Retype every entry word for word.
*** Data for processing
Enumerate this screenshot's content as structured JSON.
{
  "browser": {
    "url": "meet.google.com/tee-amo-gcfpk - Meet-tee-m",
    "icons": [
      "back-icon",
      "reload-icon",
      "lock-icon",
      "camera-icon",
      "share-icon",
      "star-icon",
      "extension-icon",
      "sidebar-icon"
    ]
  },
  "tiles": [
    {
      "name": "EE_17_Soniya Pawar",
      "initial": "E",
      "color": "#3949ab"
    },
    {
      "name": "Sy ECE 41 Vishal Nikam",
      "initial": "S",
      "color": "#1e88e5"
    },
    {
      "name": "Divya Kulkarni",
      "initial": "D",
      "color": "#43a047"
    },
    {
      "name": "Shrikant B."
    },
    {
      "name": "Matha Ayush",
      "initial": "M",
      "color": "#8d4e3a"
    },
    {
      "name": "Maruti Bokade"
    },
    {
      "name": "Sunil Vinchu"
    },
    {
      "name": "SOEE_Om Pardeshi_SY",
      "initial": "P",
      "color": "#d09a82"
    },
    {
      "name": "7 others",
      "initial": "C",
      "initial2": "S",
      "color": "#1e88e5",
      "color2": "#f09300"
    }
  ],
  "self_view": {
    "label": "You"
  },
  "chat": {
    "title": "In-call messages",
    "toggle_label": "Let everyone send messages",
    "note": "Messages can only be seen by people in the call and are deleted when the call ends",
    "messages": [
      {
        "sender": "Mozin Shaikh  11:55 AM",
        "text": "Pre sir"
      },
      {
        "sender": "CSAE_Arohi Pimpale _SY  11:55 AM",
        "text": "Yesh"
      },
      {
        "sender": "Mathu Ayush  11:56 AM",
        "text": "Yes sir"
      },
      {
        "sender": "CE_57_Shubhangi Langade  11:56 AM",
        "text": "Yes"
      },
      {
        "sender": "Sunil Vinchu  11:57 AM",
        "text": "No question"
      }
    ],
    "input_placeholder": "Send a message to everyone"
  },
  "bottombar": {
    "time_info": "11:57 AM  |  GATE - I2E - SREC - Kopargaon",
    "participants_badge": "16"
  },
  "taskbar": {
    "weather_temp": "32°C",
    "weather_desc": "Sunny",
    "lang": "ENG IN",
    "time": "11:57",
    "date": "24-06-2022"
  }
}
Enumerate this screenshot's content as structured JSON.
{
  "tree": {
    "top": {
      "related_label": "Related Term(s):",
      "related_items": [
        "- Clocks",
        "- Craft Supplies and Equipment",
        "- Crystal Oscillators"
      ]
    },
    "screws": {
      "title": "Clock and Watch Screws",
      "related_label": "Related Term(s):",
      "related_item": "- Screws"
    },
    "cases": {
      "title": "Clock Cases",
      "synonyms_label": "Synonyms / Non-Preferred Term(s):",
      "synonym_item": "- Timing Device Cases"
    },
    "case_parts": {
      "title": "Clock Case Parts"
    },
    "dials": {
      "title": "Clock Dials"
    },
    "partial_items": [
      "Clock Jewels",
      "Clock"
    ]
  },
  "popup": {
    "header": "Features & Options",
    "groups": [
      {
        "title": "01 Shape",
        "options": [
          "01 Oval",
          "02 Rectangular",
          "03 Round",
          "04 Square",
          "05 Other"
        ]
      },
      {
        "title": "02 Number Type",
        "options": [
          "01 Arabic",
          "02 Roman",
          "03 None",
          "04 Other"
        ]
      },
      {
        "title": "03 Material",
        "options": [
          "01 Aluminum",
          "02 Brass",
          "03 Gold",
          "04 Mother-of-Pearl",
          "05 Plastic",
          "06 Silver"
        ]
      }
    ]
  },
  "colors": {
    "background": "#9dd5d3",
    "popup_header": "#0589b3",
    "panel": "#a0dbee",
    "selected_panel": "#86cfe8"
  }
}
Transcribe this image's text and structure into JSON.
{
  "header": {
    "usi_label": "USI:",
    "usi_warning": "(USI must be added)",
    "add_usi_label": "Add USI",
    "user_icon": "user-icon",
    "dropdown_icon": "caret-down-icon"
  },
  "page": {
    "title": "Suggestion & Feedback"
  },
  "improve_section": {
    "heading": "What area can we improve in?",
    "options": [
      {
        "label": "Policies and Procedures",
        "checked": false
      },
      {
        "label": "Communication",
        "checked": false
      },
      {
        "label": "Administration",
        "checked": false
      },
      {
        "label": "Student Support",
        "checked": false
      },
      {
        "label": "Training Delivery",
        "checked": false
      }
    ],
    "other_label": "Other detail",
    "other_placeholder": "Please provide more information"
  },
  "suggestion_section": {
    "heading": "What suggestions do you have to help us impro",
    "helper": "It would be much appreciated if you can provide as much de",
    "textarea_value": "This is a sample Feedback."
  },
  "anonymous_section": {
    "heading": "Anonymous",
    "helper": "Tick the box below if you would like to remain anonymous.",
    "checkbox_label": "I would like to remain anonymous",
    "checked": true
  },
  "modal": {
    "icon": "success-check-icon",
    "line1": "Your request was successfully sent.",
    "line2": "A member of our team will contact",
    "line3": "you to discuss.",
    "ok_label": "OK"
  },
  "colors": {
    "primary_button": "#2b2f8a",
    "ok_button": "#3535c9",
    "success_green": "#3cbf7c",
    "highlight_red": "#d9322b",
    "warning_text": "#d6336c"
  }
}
******
Output for this task ▸
Enumerate this screenshot's content as structured JSON.
{
  "browser": {
    "url": "meet.google.com/tee-amo-gcfpk - Meet-tee-m",
    "icons": [
      "back-icon",
      "reload-icon",
      "lock-icon",
      "camera-icon",
      "share-icon",
      "star-icon",
      "extension-icon",
      "sidebar-icon"
    ]
  },
  "tiles": [
    {
      "name": "EE_17_Soniya Pawar",
      "initial": "E",
      "color": "#3949ab"
    },
    {
      "name": "Sy ECE 41 Vishal Nikam",
      "initial": "S",
      "color": "#1e88e5"
    },
    {
      "name": "Divya Kulkarni",
      "initial": "D",
      "color": "#43a047"
    },
    {
      "name": "Shrikant B."
    },
    {
      "name": "Matha Ayush",
      "initial": "M",
      "color": "#8d4e3a"
    },
    {
      "name": "Maruti Bokade"
    },
    {
      "name": "Sunil Vinchu"
    },
    {
      "name": "SOEE_Om Pardeshi_SY",
      "initial": "P",
      "color": "#d09a82"
    },
    {
      "name": "7 others",
      "initial": "C",
      "initial2": "S",
      "color": "#1e88e5",
      "color2": "#f09300"
    }
  ],
  "self_view": {
    "label": "You"
  },
  "chat": {
    "title": "In-call messages",
    "toggle_label": "Let everyone send messages",
    "note": "Messages can only be seen by people in the call and are deleted when the call ends",
    "messages": [
      {
        "sender": "Mozin Shaikh  11:55 AM",
        "text": "Pre sir"
      },
      {
        "sender": "CSAE_Arohi Pimpale _SY  11:55 AM",
        "text": "Yesh"
      },
      {
        "sender": "Mathu Ayush  11:56 AM",
        "text": "Yes sir"
      },
      {
        "sender": "CE_57_Shubhangi Langade  11:56 AM",
        "text": "Yes"
      },
      {
        "sender": "Sunil Vinchu  11:57 AM",
        "text": "No question"
      }
    ],
    "input_placeholder": "Send a message to everyone"
  },
  "bottombar": {
    "time_info": "11:57 AM  |  GATE - I2E - SREC - Kopargaon",
    "participants_badge": "16"
  },
  "taskbar": {
    "weather_temp": "32°C",
    "weather_desc": "Sunny",
    "lang": "ENG IN",
    "time": "11:57",
    "date": "24-06-2022"
  }
}
Enumerate this screenshot's content as structured JSON.
{
  "tree": {
    "top": {
      "related_label": "Related Term(s):",
      "related_items": [
        "- Clocks",
        "- Craft Supplies and Equipment",
        "- Crystal Oscillators"
      ]
    },
    "screws": {
      "title": "Clock and Watch Screws",
      "related_label": "Related Term(s):",
      "related_item": "- Screws"
    },
    "cases": {
      "title": "Clock Cases",
      "synonyms_label": "Synonyms / Non-Preferred Term(s):",
      "synonym_item": "- Timing Device Cases"
    },
    "case_parts": {
      "title": "Clock Case Parts"
    },
    "dials": {
      "title": "Clock Dials"
    },
    "partial_items": [
      "Clock Jewels",
      "Clock"
    ]
  },
  "popup": {
    "header": "Features & Options",
    "groups": [
      {
        "title": "01 Shape",
        "options": [
          "01 Oval",
          "02 Rectangular",
          "03 Round",
          "04 Square",
          "05 Other"
        ]
      },
      {
        "title": "02 Number Type",
        "options": [
          "01 Arabic",
          "02 Roman",
          "03 None",
          "04 Other"
        ]
      },
      {
        "title": "03 Material",
        "options": [
          "01 Aluminum",
          "02 Brass",
          "03 Gold",
          "04 Mother-of-Pearl",
          "05 Plastic",
          "06 Silver"
        ]
      }
    ]
  },
  "colors": {
    "background": "#9dd5d3",
    "popup_header": "#0589b3",
    "panel": "#a0dbee",
    "selected_panel": "#86cfe8"
  }
}
Transcribe this image's text and structure into JSON.
{
  "header": {
    "usi_label": "USI:",
    "usi_warning": "(USI must be added)",
    "add_usi_label": "Add USI",
    "user_icon": "user-icon",
    "dropdown_icon": "caret-down-icon"
  },
  "page": {
    "title": "Suggestion & Feedback"
  },
  "improve_section": {
    "heading": "What area can we improve in?",
    "options": [
      {
        "label": "Policies and Procedures",
        "checked": false
      },
      {
        "label": "Communication",
        "checked": false
      },
      {
        "label": "Administration",
        "checked": false
      },
      {
        "label": "Student Support",
        "checked": false
      },
      {
        "label": "Training Delivery",
        "checked": false
      }
    ],
    "other_label": "Other detail",
    "other_placeholder": "Please provide more information"
  },
  "suggestion_section": {
    "heading": "What suggestions do you have to help us impro",
    "helper": "It would be much appreciated if you can provide as much de",
    "textarea_value": "This is a sample Feedback."
  },
  "anonymous_section": {
    "heading": "Anonymous",
    "helper": "Tick the box below if you would like to remain anonymous.",
    "checkbox_label": "I would like to remain anonymous",
    "checked": true
  },
  "modal": {
    "icon": "success-check-icon",
    "line1": "Your request was successfully sent.",
    "line2": "A member of our team will contact",
    "line3": "you to discuss.",
    "ok_label": "OK"
  },
  "colors": {
    "primary_button": "#2b2f8a",
    "ok_button": "#3535c9",
    "success_green": "#3cbf7c",
    "highlight_red": "#d9322b",
    "warning_text": "#d6336c"
  }
}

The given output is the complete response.